Objective: Find the word "Email" in the records below. List each line containing it.

Data shown:
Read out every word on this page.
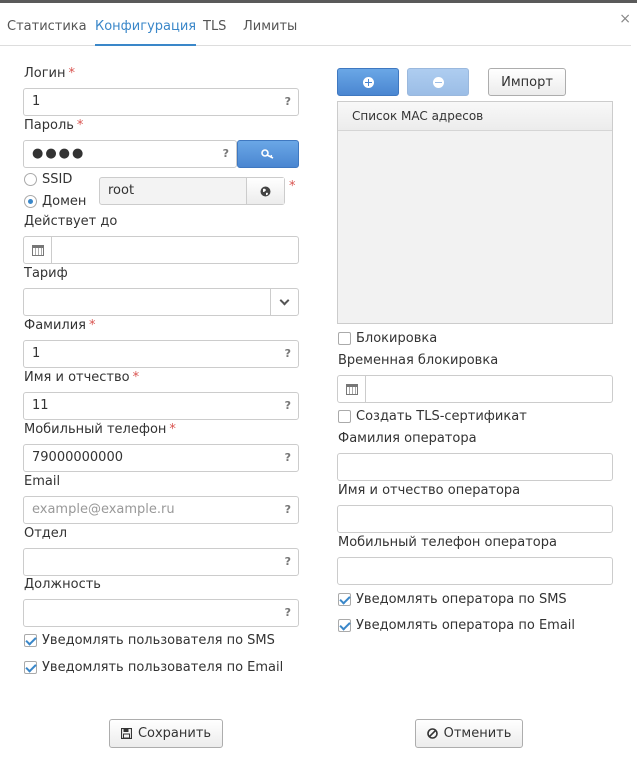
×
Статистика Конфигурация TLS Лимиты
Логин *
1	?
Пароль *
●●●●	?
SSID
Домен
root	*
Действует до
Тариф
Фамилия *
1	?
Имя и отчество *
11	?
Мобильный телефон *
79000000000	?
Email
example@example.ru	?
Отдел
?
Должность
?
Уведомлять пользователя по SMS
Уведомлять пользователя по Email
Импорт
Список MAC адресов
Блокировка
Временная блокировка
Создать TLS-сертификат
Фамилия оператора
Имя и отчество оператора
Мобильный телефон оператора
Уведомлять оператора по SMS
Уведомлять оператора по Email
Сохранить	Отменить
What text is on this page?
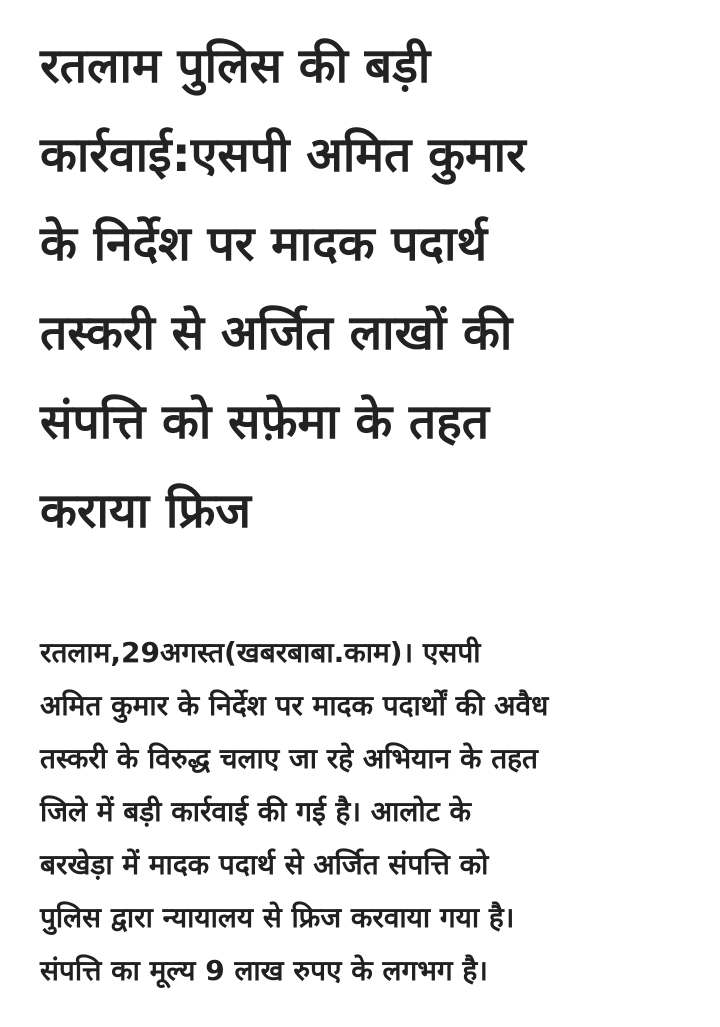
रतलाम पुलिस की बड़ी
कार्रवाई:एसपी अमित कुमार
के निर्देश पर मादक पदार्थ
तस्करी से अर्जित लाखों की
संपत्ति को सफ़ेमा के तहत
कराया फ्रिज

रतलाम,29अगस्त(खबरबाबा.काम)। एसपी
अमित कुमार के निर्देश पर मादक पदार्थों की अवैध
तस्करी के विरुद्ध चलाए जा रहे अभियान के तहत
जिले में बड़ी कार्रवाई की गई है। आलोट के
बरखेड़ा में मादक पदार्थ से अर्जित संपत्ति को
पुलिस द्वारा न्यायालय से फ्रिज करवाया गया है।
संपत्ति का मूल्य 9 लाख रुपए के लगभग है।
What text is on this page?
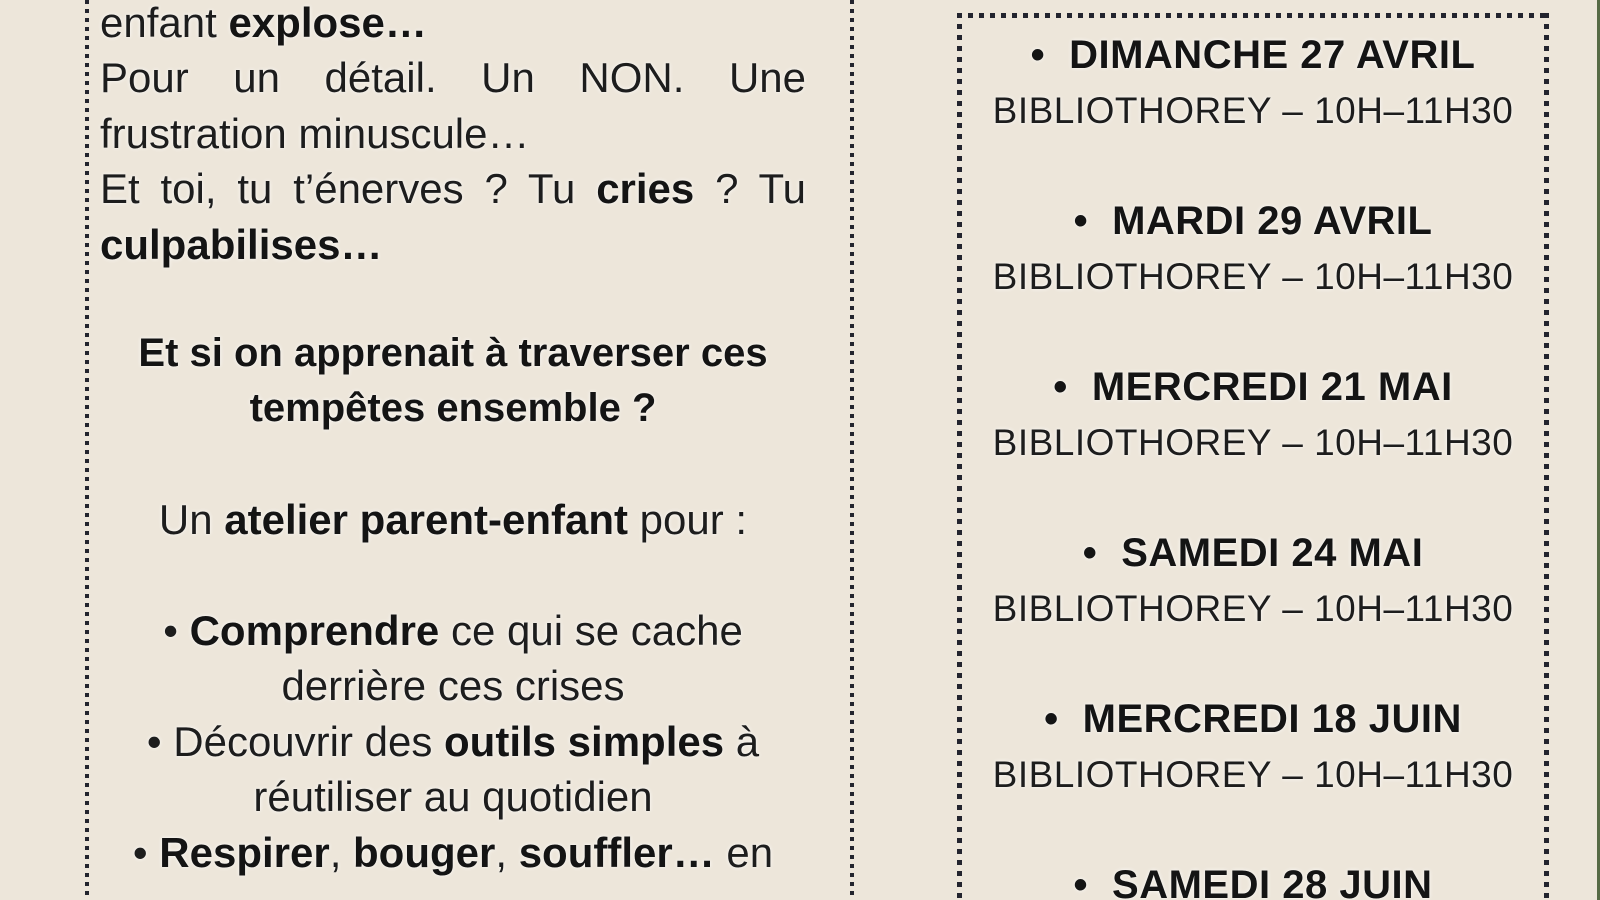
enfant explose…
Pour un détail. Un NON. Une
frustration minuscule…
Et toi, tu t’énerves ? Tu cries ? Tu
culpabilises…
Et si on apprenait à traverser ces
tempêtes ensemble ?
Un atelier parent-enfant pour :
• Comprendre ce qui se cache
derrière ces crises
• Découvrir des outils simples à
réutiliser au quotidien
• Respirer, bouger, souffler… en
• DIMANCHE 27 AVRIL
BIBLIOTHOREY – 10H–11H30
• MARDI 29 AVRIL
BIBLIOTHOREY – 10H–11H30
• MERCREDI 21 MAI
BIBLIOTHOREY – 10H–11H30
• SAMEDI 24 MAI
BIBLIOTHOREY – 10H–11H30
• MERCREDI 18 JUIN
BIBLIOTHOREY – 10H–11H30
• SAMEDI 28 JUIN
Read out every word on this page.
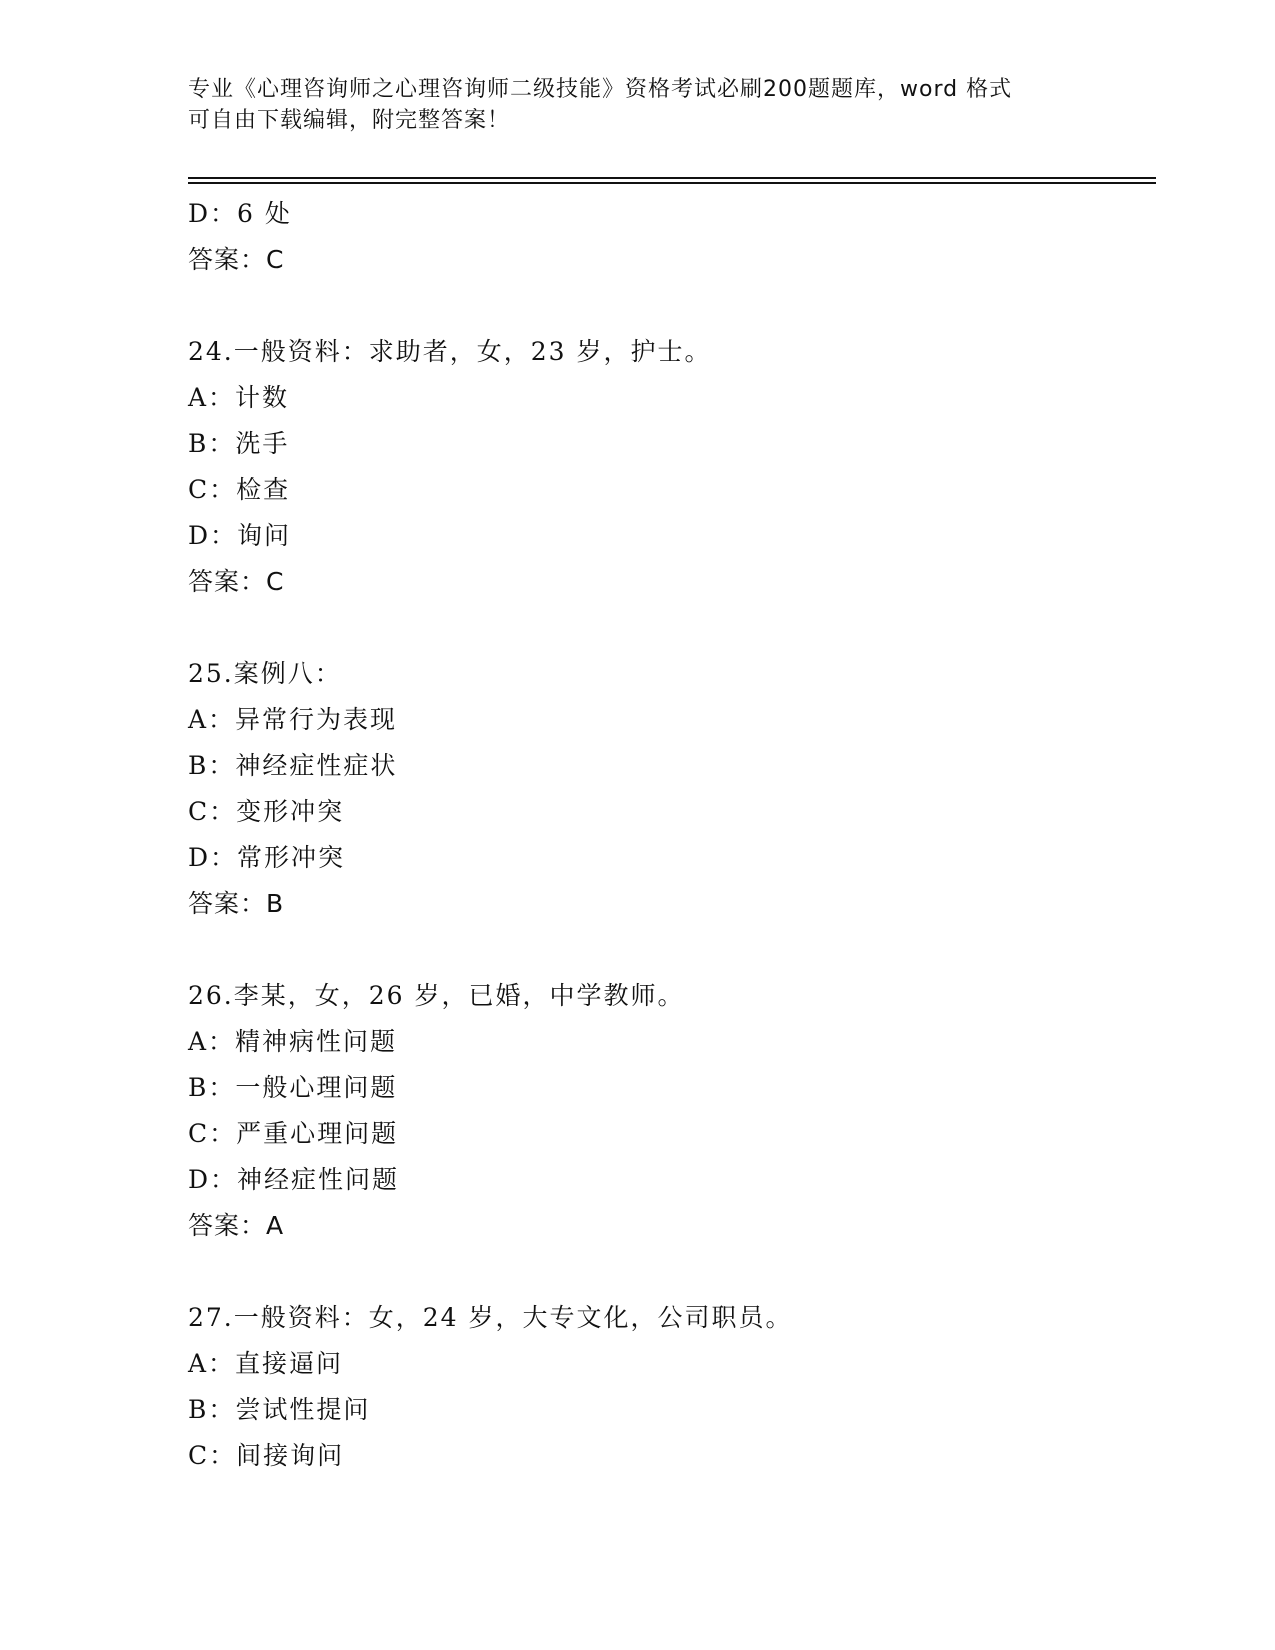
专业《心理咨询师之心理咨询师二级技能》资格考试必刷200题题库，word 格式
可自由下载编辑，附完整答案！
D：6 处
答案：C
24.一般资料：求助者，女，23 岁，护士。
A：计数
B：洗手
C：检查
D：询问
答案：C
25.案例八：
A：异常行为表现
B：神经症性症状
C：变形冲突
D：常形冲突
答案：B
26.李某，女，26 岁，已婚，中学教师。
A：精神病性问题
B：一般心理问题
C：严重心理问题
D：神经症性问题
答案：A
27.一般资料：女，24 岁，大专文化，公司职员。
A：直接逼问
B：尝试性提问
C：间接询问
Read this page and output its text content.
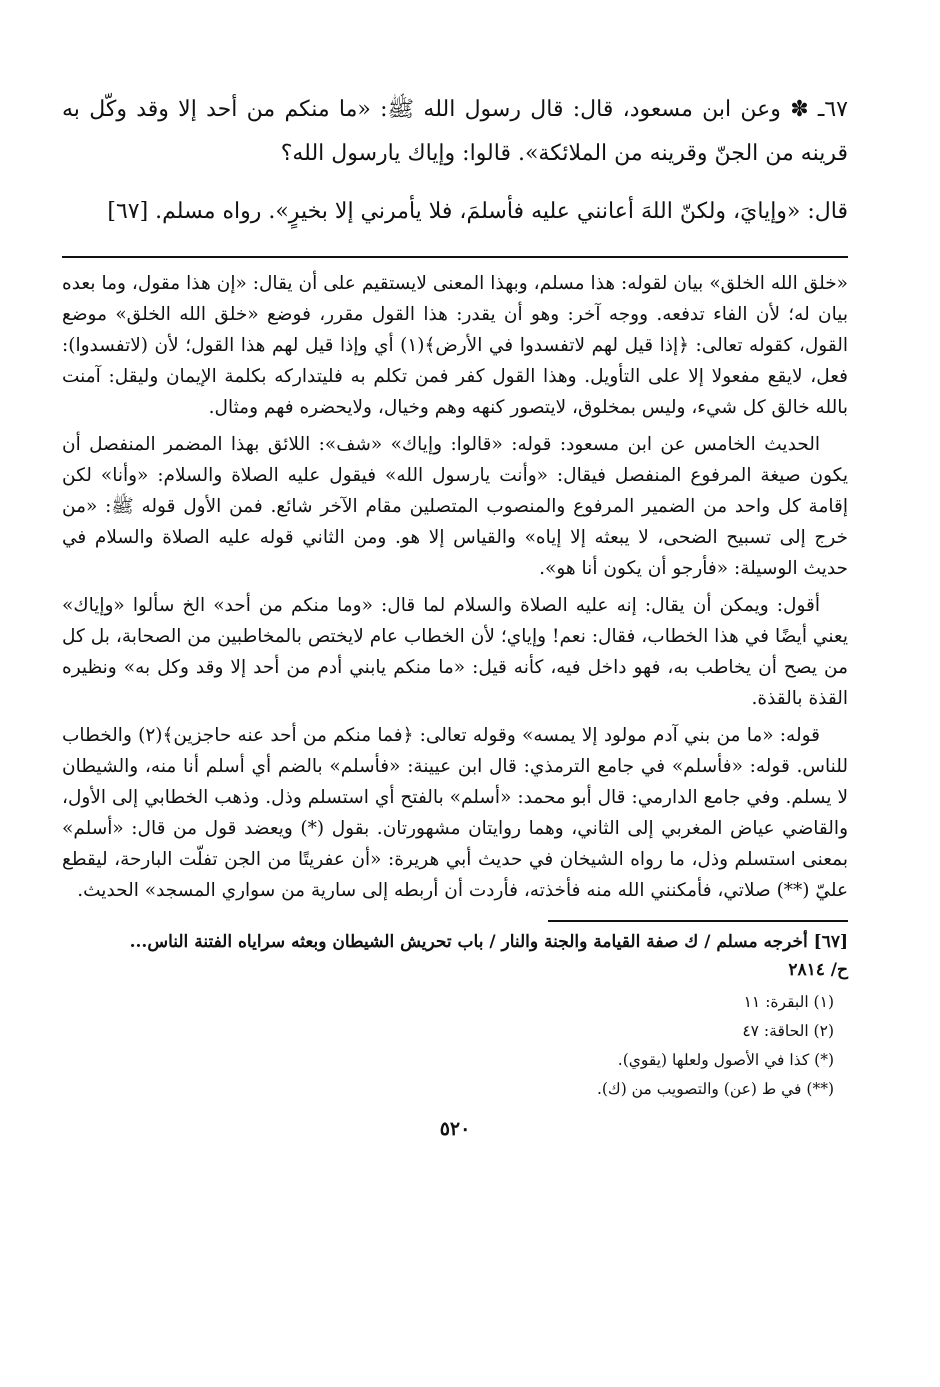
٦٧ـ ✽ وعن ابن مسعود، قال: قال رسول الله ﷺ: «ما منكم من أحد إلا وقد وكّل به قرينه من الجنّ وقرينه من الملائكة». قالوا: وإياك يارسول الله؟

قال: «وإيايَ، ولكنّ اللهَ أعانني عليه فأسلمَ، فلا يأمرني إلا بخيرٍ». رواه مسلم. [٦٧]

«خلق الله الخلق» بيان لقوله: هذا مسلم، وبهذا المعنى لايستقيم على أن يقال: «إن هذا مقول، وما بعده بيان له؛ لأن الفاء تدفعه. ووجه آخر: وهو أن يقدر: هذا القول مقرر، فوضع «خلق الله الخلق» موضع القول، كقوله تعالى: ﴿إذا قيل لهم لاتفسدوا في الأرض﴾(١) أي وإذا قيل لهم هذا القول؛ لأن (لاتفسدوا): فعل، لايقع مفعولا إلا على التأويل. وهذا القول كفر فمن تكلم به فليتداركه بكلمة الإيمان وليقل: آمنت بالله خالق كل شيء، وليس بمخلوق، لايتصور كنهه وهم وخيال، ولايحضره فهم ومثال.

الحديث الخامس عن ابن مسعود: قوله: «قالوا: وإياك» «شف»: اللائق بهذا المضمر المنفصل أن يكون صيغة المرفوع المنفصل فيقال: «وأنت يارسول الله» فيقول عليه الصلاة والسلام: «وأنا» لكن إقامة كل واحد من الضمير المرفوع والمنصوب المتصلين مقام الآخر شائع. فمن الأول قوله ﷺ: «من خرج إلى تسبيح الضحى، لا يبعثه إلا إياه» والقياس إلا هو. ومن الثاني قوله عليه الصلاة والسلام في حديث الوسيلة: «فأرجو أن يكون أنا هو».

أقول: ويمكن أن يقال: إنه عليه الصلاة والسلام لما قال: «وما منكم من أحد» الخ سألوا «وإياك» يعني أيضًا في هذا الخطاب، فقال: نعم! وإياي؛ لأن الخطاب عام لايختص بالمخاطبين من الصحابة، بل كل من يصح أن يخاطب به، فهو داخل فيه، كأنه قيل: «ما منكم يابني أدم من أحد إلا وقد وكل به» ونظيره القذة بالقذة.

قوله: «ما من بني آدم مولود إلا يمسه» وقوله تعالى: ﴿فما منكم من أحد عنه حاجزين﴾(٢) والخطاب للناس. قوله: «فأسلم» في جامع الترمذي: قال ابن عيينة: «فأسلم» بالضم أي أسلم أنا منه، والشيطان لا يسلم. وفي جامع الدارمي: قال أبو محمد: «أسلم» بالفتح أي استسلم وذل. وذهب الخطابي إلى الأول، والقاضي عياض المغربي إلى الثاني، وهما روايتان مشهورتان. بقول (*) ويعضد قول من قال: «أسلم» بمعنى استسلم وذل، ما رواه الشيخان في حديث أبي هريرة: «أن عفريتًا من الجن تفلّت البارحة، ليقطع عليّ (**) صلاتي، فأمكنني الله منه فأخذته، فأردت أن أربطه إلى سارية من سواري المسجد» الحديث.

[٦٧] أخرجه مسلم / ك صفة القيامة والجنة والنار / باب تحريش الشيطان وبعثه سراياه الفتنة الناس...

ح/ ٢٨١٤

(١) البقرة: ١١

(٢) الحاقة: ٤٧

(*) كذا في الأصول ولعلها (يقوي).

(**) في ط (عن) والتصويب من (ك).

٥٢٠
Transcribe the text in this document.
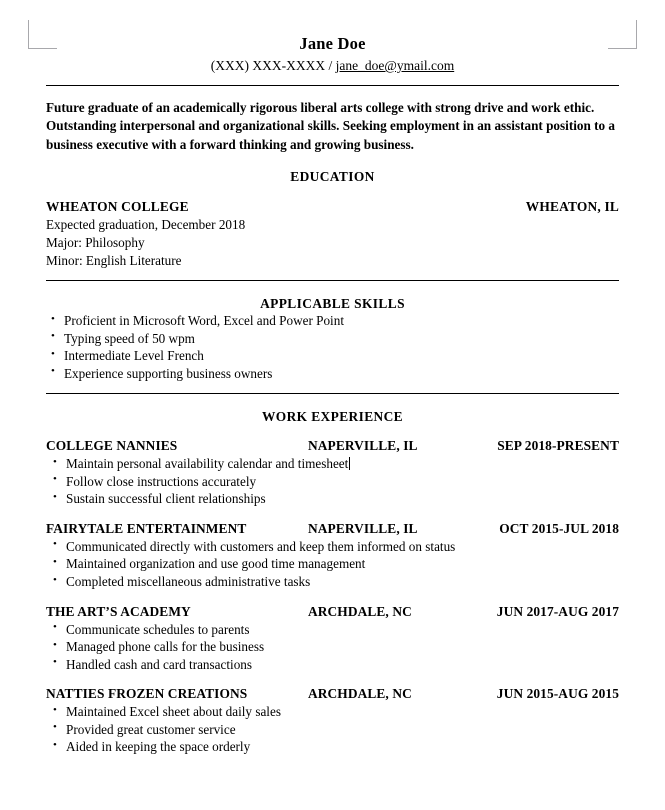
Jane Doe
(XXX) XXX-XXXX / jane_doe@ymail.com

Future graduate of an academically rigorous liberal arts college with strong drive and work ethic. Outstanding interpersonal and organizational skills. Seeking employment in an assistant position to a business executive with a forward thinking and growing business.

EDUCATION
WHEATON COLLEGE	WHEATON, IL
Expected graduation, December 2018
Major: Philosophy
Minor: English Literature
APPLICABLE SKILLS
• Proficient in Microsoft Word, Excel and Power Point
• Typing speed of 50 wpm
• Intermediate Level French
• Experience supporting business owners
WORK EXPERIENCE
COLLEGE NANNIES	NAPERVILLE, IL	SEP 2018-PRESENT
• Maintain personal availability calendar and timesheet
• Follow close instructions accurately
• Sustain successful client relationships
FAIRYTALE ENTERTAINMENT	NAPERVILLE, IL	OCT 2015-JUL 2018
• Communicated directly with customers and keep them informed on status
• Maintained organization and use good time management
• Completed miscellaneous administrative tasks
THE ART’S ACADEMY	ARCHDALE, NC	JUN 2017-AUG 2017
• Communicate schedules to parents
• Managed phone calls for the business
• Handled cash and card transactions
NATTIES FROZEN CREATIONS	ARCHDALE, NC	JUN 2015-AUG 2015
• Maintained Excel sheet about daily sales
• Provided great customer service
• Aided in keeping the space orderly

Task response:
Email
Уведомлять пользователя по Email
Уведомлять оператора по Email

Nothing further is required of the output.